OBJECTIVE. Write down each entry again, exactly as it reads.

INFORMATION PROVIDED.
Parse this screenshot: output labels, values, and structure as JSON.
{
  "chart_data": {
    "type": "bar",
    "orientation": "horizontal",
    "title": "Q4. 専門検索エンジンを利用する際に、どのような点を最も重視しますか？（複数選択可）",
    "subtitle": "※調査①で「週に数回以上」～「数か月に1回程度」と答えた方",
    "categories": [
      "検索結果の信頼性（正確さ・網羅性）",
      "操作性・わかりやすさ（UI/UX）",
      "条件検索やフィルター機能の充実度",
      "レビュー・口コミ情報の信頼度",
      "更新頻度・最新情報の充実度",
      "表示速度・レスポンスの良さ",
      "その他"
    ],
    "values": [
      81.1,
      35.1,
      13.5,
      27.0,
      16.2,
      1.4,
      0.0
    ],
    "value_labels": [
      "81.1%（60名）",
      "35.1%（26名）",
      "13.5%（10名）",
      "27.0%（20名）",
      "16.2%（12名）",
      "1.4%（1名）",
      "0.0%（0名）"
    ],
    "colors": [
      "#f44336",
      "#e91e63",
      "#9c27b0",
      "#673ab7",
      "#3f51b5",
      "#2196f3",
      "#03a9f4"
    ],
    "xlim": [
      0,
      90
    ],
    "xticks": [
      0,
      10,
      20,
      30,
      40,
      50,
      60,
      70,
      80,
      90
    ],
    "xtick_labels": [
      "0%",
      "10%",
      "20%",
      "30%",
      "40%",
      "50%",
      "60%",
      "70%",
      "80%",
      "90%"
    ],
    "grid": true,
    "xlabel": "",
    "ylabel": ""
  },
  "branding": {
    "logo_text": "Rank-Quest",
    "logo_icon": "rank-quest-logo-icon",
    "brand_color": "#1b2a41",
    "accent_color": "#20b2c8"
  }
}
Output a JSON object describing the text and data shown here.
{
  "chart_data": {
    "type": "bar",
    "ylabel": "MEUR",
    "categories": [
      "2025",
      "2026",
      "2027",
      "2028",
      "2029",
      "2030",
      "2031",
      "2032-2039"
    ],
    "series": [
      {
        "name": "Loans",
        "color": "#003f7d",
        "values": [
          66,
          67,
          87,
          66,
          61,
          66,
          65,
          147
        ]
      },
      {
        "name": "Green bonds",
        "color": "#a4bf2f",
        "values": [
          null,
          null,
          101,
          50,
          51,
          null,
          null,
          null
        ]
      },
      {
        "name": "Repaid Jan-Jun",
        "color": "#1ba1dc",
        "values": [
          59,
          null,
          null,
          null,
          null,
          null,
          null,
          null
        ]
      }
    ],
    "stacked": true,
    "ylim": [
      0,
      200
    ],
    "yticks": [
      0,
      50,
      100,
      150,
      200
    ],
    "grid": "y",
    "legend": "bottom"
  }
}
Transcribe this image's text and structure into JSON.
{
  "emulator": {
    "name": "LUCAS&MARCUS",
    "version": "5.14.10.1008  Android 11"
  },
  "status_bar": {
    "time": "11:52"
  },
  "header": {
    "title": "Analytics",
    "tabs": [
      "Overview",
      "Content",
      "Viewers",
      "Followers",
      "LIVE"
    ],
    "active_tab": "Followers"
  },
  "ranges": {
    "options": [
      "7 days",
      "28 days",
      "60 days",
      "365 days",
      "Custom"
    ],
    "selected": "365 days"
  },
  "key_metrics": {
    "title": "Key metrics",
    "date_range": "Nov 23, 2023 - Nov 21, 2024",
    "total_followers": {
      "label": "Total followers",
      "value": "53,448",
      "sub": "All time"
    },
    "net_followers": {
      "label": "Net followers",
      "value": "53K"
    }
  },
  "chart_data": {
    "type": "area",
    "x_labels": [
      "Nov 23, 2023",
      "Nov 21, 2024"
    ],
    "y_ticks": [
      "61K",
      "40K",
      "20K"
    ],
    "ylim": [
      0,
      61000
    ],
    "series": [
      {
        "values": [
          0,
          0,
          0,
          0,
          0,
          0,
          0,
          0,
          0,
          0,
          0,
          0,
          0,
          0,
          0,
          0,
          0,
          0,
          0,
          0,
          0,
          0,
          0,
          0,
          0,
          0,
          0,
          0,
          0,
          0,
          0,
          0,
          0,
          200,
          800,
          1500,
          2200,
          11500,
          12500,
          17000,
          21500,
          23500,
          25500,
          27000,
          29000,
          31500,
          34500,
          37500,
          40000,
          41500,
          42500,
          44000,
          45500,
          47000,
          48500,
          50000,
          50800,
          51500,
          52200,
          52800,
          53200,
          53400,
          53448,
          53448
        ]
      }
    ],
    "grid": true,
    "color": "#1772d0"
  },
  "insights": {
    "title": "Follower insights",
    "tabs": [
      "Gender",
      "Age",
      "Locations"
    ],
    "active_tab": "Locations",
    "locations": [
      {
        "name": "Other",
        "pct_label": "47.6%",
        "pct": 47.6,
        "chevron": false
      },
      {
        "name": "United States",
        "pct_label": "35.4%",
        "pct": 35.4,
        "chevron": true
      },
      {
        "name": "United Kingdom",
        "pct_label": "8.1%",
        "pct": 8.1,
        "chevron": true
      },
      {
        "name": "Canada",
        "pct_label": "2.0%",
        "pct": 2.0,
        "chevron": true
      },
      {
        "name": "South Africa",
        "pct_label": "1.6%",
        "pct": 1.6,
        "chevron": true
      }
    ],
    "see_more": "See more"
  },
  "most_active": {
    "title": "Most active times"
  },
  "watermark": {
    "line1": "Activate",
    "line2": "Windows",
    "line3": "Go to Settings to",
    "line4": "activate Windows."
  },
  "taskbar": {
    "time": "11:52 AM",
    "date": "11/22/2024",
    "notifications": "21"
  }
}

TASK ANSWER.
Parse this screenshot: output labels, values, and structure as JSON.
{
  "chart_data": {
    "type": "bar",
    "orientation": "horizontal",
    "title": "Q4. 専門検索エンジンを利用する際に、どのような点を最も重視しますか？（複数選択可）",
    "subtitle": "※調査①で「週に数回以上」～「数か月に1回程度」と答えた方",
    "categories": [
      "検索結果の信頼性（正確さ・網羅性）",
      "操作性・わかりやすさ（UI/UX）",
      "条件検索やフィルター機能の充実度",
      "レビュー・口コミ情報の信頼度",
      "更新頻度・最新情報の充実度",
      "表示速度・レスポンスの良さ",
      "その他"
    ],
    "values": [
      81.1,
      35.1,
      13.5,
      27.0,
      16.2,
      1.4,
      0.0
    ],
    "value_labels": [
      "81.1%（60名）",
      "35.1%（26名）",
      "13.5%（10名）",
      "27.0%（20名）",
      "16.2%（12名）",
      "1.4%（1名）",
      "0.0%（0名）"
    ],
    "colors": [
      "#f44336",
      "#e91e63",
      "#9c27b0",
      "#673ab7",
      "#3f51b5",
      "#2196f3",
      "#03a9f4"
    ],
    "xlim": [
      0,
      90
    ],
    "xticks": [
      0,
      10,
      20,
      30,
      40,
      50,
      60,
      70,
      80,
      90
    ],
    "xtick_labels": [
      "0%",
      "10%",
      "20%",
      "30%",
      "40%",
      "50%",
      "60%",
      "70%",
      "80%",
      "90%"
    ],
    "grid": true,
    "xlabel": "",
    "ylabel": ""
  },
  "branding": {
    "logo_text": "Rank-Quest",
    "logo_icon": "rank-quest-logo-icon",
    "brand_color": "#1b2a41",
    "accent_color": "#20b2c8"
  }
}
Output a JSON object describing the text and data shown here.
{
  "chart_data": {
    "type": "bar",
    "ylabel": "MEUR",
    "categories": [
      "2025",
      "2026",
      "2027",
      "2028",
      "2029",
      "2030",
      "2031",
      "2032-2039"
    ],
    "series": [
      {
        "name": "Loans",
        "color": "#003f7d",
        "values": [
          66,
          67,
          87,
          66,
          61,
          66,
          65,
          147
        ]
      },
      {
        "name": "Green bonds",
        "color": "#a4bf2f",
        "values": [
          null,
          null,
          101,
          50,
          51,
          null,
          null,
          null
        ]
      },
      {
        "name": "Repaid Jan-Jun",
        "color": "#1ba1dc",
        "values": [
          59,
          null,
          null,
          null,
          null,
          null,
          null,
          null
        ]
      }
    ],
    "stacked": true,
    "ylim": [
      0,
      200
    ],
    "yticks": [
      0,
      50,
      100,
      150,
      200
    ],
    "grid": "y",
    "legend": "bottom"
  }
}
Transcribe this image's text and structure into JSON.
{
  "emulator": {
    "name": "LUCAS&MARCUS",
    "version": "5.14.10.1008  Android 11"
  },
  "status_bar": {
    "time": "11:52"
  },
  "header": {
    "title": "Analytics",
    "tabs": [
      "Overview",
      "Content",
      "Viewers",
      "Followers",
      "LIVE"
    ],
    "active_tab": "Followers"
  },
  "ranges": {
    "options": [
      "7 days",
      "28 days",
      "60 days",
      "365 days",
      "Custom"
    ],
    "selected": "365 days"
  },
  "key_metrics": {
    "title": "Key metrics",
    "date_range": "Nov 23, 2023 - Nov 21, 2024",
    "total_followers": {
      "label": "Total followers",
      "value": "53,448",
      "sub": "All time"
    },
    "net_followers": {
      "label": "Net followers",
      "value": "53K"
    }
  },
  "chart_data": {
    "type": "area",
    "x_labels": [
      "Nov 23, 2023",
      "Nov 21, 2024"
    ],
    "y_ticks": [
      "61K",
      "40K",
      "20K"
    ],
    "ylim": [
      0,
      61000
    ],
    "series": [
      {
        "values": [
          0,
          0,
          0,
          0,
          0,
          0,
          0,
          0,
          0,
          0,
          0,
          0,
          0,
          0,
          0,
          0,
          0,
          0,
          0,
          0,
          0,
          0,
          0,
          0,
          0,
          0,
          0,
          0,
          0,
          0,
          0,
          0,
          0,
          200,
          800,
          1500,
          2200,
          11500,
          12500,
          17000,
          21500,
          23500,
          25500,
          27000,
          29000,
          31500,
          34500,
          37500,
          40000,
          41500,
          42500,
          44000,
          45500,
          47000,
          48500,
          50000,
          50800,
          51500,
          52200,
          52800,
          53200,
          53400,
          53448,
          53448
        ]
      }
    ],
    "grid": true,
    "color": "#1772d0"
  },
  "insights": {
    "title": "Follower insights",
    "tabs": [
      "Gender",
      "Age",
      "Locations"
    ],
    "active_tab": "Locations",
    "locations": [
      {
        "name": "Other",
        "pct_label": "47.6%",
        "pct": 47.6,
        "chevron": false
      },
      {
        "name": "United States",
        "pct_label": "35.4%",
        "pct": 35.4,
        "chevron": true
      },
      {
        "name": "United Kingdom",
        "pct_label": "8.1%",
        "pct": 8.1,
        "chevron": true
      },
      {
        "name": "Canada",
        "pct_label": "2.0%",
        "pct": 2.0,
        "chevron": true
      },
      {
        "name": "South Africa",
        "pct_label": "1.6%",
        "pct": 1.6,
        "chevron": true
      }
    ],
    "see_more": "See more"
  },
  "most_active": {
    "title": "Most active times"
  },
  "watermark": {
    "line1": "Activate",
    "line2": "Windows",
    "line3": "Go to Settings to",
    "line4": "activate Windows."
  },
  "taskbar": {
    "time": "11:52 AM",
    "date": "11/22/2024",
    "notifications": "21"
  }
}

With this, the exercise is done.